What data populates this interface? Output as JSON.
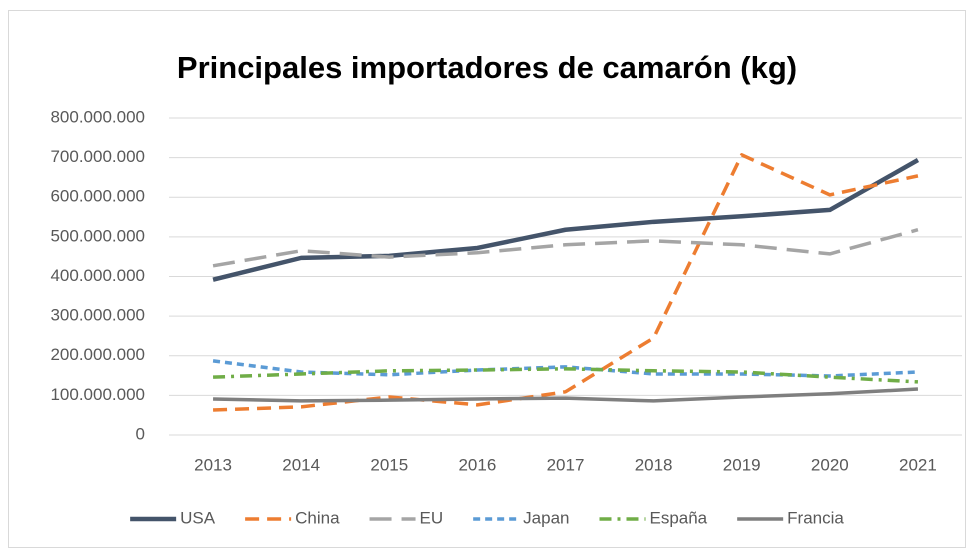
{
  "chart_data": {
    "type": "line",
    "title": "Principales importadores de camarón (kg)",
    "categories": [
      "2013",
      "2014",
      "2015",
      "2016",
      "2017",
      "2018",
      "2019",
      "2020",
      "2021"
    ],
    "series": [
      {
        "name": "USA",
        "color": "#44546a",
        "dash": "solid",
        "values": [
          392000000,
          447000000,
          452000000,
          472000000,
          518000000,
          538000000,
          552000000,
          568000000,
          694000000
        ]
      },
      {
        "name": "China",
        "color": "#ed7d31",
        "dash": "dash",
        "values": [
          63000000,
          71000000,
          96000000,
          76000000,
          109000000,
          245000000,
          707000000,
          606000000,
          654000000
        ]
      },
      {
        "name": "EU",
        "color": "#a5a5a5",
        "dash": "longdash",
        "values": [
          427000000,
          465000000,
          449000000,
          460000000,
          480000000,
          490000000,
          480000000,
          457000000,
          518000000
        ]
      },
      {
        "name": "Japan",
        "color": "#5b9bd5",
        "dash": "shortdash",
        "values": [
          187000000,
          159000000,
          152000000,
          164000000,
          172000000,
          154000000,
          154000000,
          149000000,
          159000000
        ]
      },
      {
        "name": "España",
        "color": "#70ad47",
        "dash": "dashdot",
        "values": [
          146000000,
          154000000,
          162000000,
          164000000,
          167000000,
          162000000,
          159000000,
          146000000,
          134000000
        ]
      },
      {
        "name": "Francia",
        "color": "#7f7f7f",
        "dash": "solid",
        "values": [
          91000000,
          86000000,
          88000000,
          91000000,
          93000000,
          86000000,
          96000000,
          104000000,
          116000000
        ]
      }
    ],
    "ylim": [
      0,
      800000000
    ],
    "yticks": [
      0,
      {
        "value": 100000000,
        "label": "100.000.000"
      },
      {
        "value": 200000000,
        "label": "200.000.000"
      },
      {
        "value": 300000000,
        "label": "300.000.000"
      },
      {
        "value": 400000000,
        "label": "400.000.000"
      },
      {
        "value": 500000000,
        "label": "500.000.000"
      },
      {
        "value": 600000000,
        "label": "600.000.000"
      },
      {
        "value": 700000000,
        "label": "700.000.000"
      },
      {
        "value": 800000000,
        "label": "800.000.000"
      }
    ],
    "grid": true,
    "legend": "bottom"
  }
}
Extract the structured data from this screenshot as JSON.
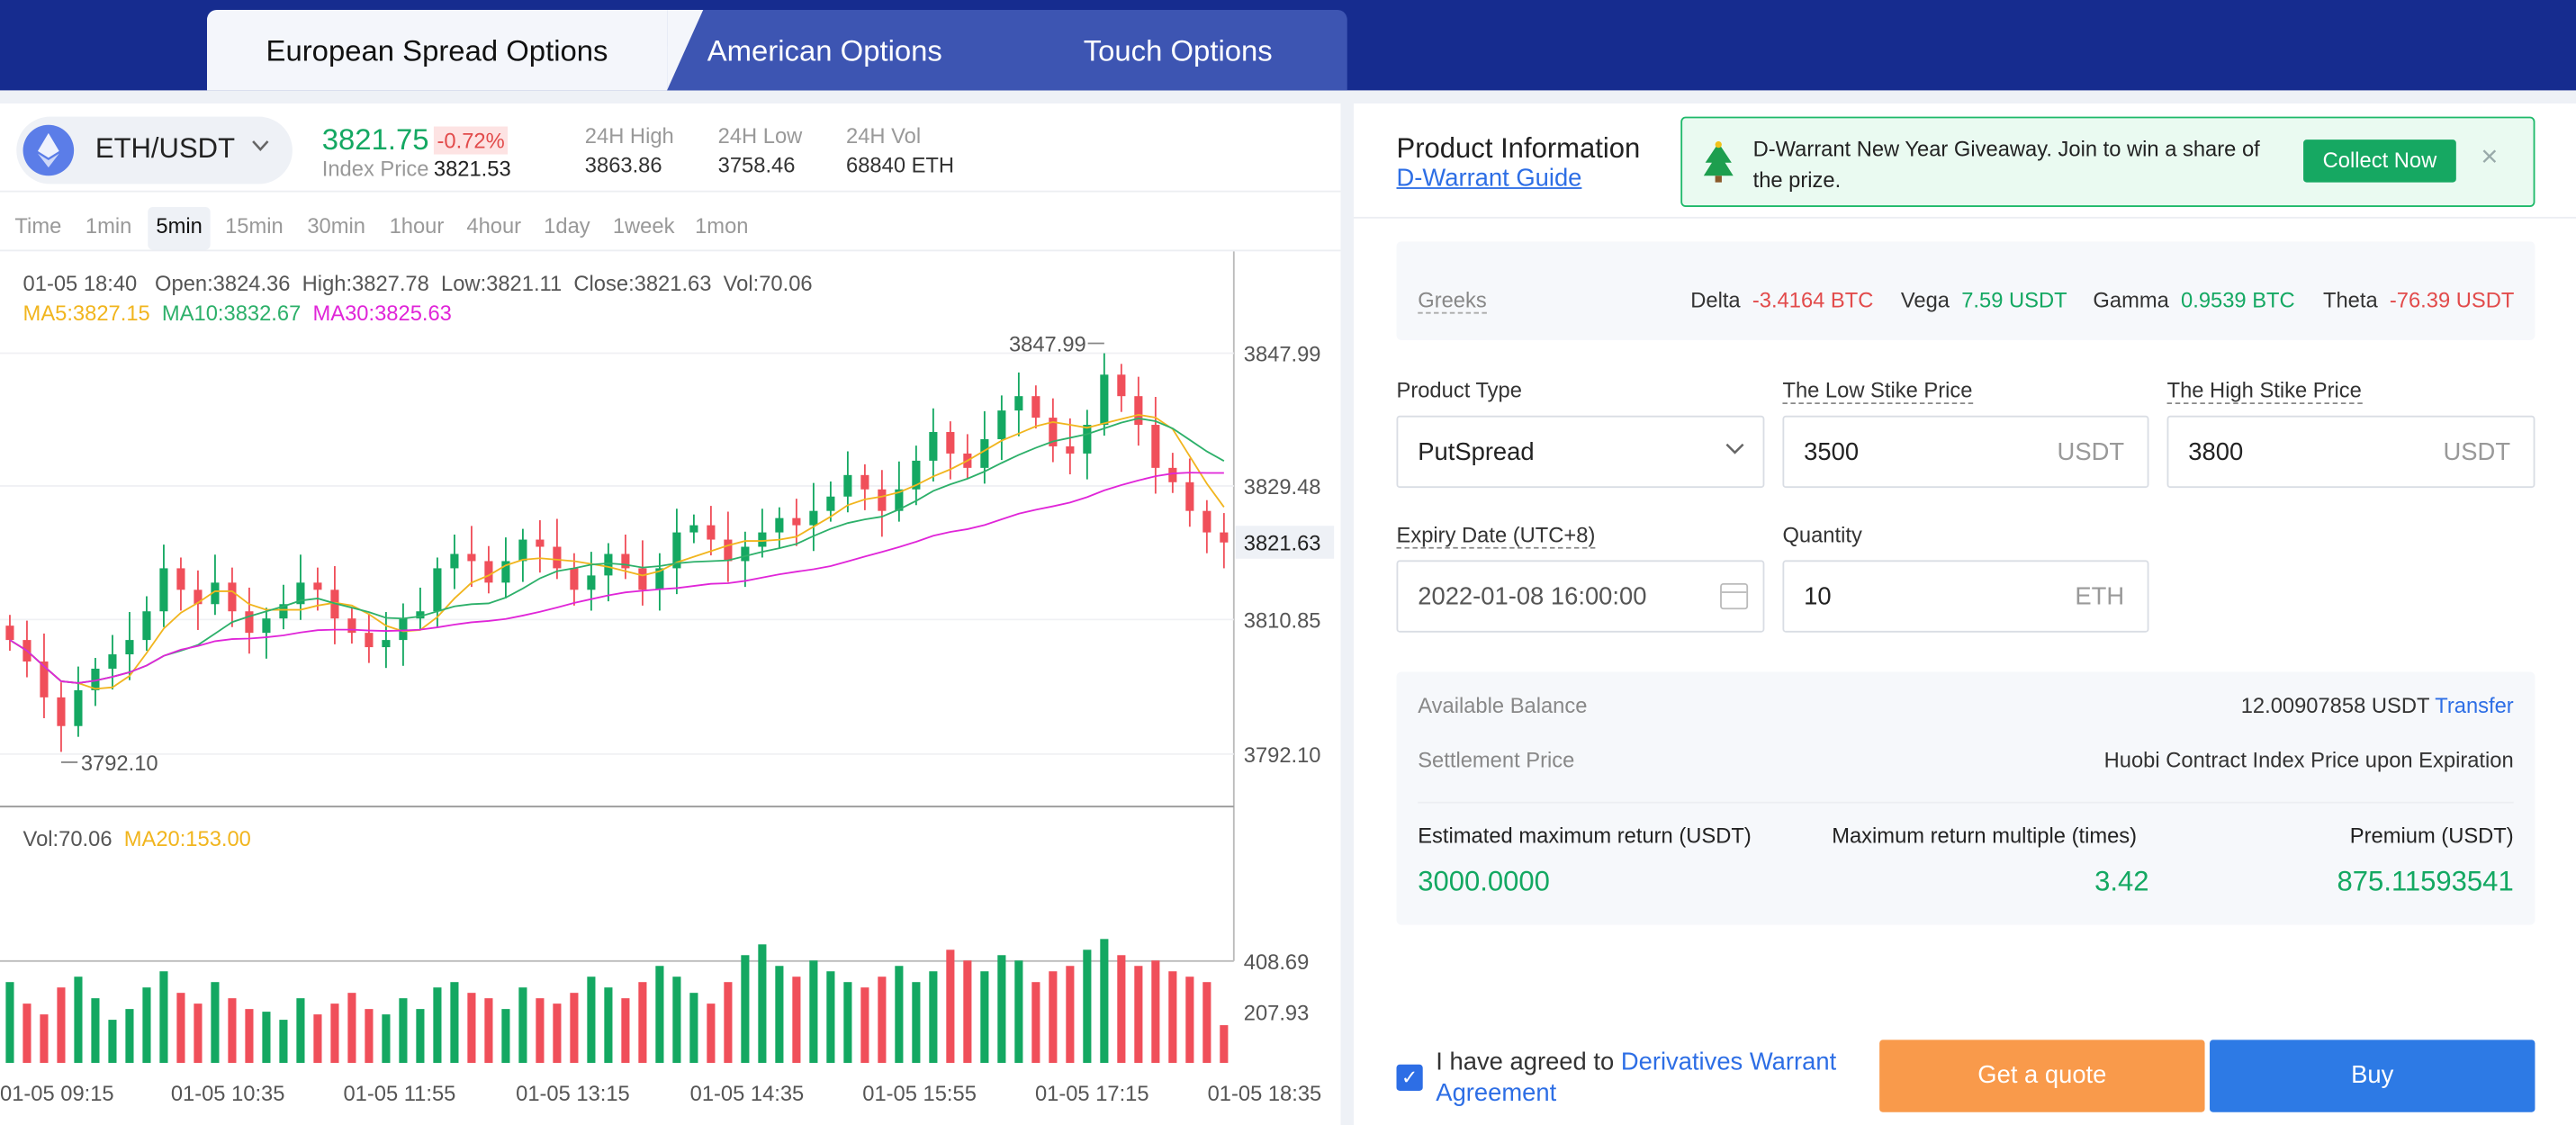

-------------------------

# [Work to be completed]
Copy every line from the entries that contains the word "dash".

# [The answer]
        "dash": "solid",
        "dash": "dash",
        "dash": "longdash",
        "dash": "shortdash",
        "dash": "dashdot",
        "dash": "solid",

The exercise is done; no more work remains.